--- start of DATASET RECORDS ---

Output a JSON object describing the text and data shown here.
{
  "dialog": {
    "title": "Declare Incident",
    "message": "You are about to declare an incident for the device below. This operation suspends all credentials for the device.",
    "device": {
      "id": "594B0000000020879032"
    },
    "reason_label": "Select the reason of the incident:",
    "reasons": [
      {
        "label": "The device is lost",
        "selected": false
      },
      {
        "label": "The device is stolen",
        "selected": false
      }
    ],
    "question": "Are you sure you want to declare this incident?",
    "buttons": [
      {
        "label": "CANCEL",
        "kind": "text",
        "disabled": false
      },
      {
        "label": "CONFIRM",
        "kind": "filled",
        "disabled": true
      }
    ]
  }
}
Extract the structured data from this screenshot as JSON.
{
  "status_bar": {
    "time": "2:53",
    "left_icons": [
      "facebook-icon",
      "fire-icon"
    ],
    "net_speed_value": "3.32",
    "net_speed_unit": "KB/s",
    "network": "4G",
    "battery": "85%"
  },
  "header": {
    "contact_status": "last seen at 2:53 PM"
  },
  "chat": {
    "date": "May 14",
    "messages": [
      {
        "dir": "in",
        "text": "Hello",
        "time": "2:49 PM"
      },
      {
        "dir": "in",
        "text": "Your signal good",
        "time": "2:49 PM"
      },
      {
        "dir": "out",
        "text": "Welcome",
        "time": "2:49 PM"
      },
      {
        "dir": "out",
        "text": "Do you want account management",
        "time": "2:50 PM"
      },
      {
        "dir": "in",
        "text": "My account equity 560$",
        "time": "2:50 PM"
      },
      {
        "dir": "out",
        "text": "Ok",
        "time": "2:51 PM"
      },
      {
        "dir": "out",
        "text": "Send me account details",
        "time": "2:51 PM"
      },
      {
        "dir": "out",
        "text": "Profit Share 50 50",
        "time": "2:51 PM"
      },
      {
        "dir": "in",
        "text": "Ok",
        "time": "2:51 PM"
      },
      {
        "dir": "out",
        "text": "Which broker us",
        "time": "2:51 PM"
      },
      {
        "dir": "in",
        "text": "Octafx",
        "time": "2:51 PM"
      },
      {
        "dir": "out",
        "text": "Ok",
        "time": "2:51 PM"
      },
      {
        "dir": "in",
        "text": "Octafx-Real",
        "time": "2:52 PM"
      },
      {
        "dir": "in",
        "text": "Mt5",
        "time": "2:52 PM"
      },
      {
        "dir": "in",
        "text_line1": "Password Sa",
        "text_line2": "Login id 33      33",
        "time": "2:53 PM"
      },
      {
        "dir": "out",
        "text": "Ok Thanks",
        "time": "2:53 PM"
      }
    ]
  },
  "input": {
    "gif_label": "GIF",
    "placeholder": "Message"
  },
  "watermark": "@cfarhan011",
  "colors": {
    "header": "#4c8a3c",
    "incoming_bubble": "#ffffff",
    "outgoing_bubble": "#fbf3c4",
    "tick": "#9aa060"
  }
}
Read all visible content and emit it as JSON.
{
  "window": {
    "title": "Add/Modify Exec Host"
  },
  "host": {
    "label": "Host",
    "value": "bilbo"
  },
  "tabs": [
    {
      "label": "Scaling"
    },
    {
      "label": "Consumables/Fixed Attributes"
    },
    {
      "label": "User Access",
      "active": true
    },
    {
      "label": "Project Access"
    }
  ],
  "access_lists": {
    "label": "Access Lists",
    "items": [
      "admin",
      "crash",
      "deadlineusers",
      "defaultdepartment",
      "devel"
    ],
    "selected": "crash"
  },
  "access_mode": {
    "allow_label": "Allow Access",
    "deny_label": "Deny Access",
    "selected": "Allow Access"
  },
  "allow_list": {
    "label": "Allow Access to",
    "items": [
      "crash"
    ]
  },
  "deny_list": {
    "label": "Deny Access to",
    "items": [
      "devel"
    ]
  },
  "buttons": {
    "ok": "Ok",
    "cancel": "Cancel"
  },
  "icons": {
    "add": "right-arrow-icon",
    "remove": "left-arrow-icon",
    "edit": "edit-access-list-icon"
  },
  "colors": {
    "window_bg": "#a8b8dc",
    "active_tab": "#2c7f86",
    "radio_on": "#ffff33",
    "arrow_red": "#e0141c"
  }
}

--- end of DATASET RECORDS ---

▶ _WHAT THE TASK REQUIRES_:
Return each entry from the material above exactly as it appears.

▶ _EXERCISE OUTPUT_:
Output a JSON object describing the text and data shown here.
{
  "dialog": {
    "title": "Declare Incident",
    "message": "You are about to declare an incident for the device below. This operation suspends all credentials for the device.",
    "device": {
      "id": "594B0000000020879032"
    },
    "reason_label": "Select the reason of the incident:",
    "reasons": [
      {
        "label": "The device is lost",
        "selected": false
      },
      {
        "label": "The device is stolen",
        "selected": false
      }
    ],
    "question": "Are you sure you want to declare this incident?",
    "buttons": [
      {
        "label": "CANCEL",
        "kind": "text",
        "disabled": false
      },
      {
        "label": "CONFIRM",
        "kind": "filled",
        "disabled": true
      }
    ]
  }
}
Extract the structured data from this screenshot as JSON.
{
  "status_bar": {
    "time": "2:53",
    "left_icons": [
      "facebook-icon",
      "fire-icon"
    ],
    "net_speed_value": "3.32",
    "net_speed_unit": "KB/s",
    "network": "4G",
    "battery": "85%"
  },
  "header": {
    "contact_status": "last seen at 2:53 PM"
  },
  "chat": {
    "date": "May 14",
    "messages": [
      {
        "dir": "in",
        "text": "Hello",
        "time": "2:49 PM"
      },
      {
        "dir": "in",
        "text": "Your signal good",
        "time": "2:49 PM"
      },
      {
        "dir": "out",
        "text": "Welcome",
        "time": "2:49 PM"
      },
      {
        "dir": "out",
        "text": "Do you want account management",
        "time": "2:50 PM"
      },
      {
        "dir": "in",
        "text": "My account equity 560$",
        "time": "2:50 PM"
      },
      {
        "dir": "out",
        "text": "Ok",
        "time": "2:51 PM"
      },
      {
        "dir": "out",
        "text": "Send me account details",
        "time": "2:51 PM"
      },
      {
        "dir": "out",
        "text": "Profit Share 50 50",
        "time": "2:51 PM"
      },
      {
        "dir": "in",
        "text": "Ok",
        "time": "2:51 PM"
      },
      {
        "dir": "out",
        "text": "Which broker us",
        "time": "2:51 PM"
      },
      {
        "dir": "in",
        "text": "Octafx",
        "time": "2:51 PM"
      },
      {
        "dir": "out",
        "text": "Ok",
        "time": "2:51 PM"
      },
      {
        "dir": "in",
        "text": "Octafx-Real",
        "time": "2:52 PM"
      },
      {
        "dir": "in",
        "text": "Mt5",
        "time": "2:52 PM"
      },
      {
        "dir": "in",
        "text_line1": "Password Sa",
        "text_line2": "Login id 33      33",
        "time": "2:53 PM"
      },
      {
        "dir": "out",
        "text": "Ok Thanks",
        "time": "2:53 PM"
      }
    ]
  },
  "input": {
    "gif_label": "GIF",
    "placeholder": "Message"
  },
  "watermark": "@cfarhan011",
  "colors": {
    "header": "#4c8a3c",
    "incoming_bubble": "#ffffff",
    "outgoing_bubble": "#fbf3c4",
    "tick": "#9aa060"
  }
}
Read all visible content and emit it as JSON.
{
  "window": {
    "title": "Add/Modify Exec Host"
  },
  "host": {
    "label": "Host",
    "value": "bilbo"
  },
  "tabs": [
    {
      "label": "Scaling"
    },
    {
      "label": "Consumables/Fixed Attributes"
    },
    {
      "label": "User Access",
      "active": true
    },
    {
      "label": "Project Access"
    }
  ],
  "access_lists": {
    "label": "Access Lists",
    "items": [
      "admin",
      "crash",
      "deadlineusers",
      "defaultdepartment",
      "devel"
    ],
    "selected": "crash"
  },
  "access_mode": {
    "allow_label": "Allow Access",
    "deny_label": "Deny Access",
    "selected": "Allow Access"
  },
  "allow_list": {
    "label": "Allow Access to",
    "items": [
      "crash"
    ]
  },
  "deny_list": {
    "label": "Deny Access to",
    "items": [
      "devel"
    ]
  },
  "buttons": {
    "ok": "Ok",
    "cancel": "Cancel"
  },
  "icons": {
    "add": "right-arrow-icon",
    "remove": "left-arrow-icon",
    "edit": "edit-access-list-icon"
  },
  "colors": {
    "window_bg": "#a8b8dc",
    "active_tab": "#2c7f86",
    "radio_on": "#ffff33",
    "arrow_red": "#e0141c"
  }
}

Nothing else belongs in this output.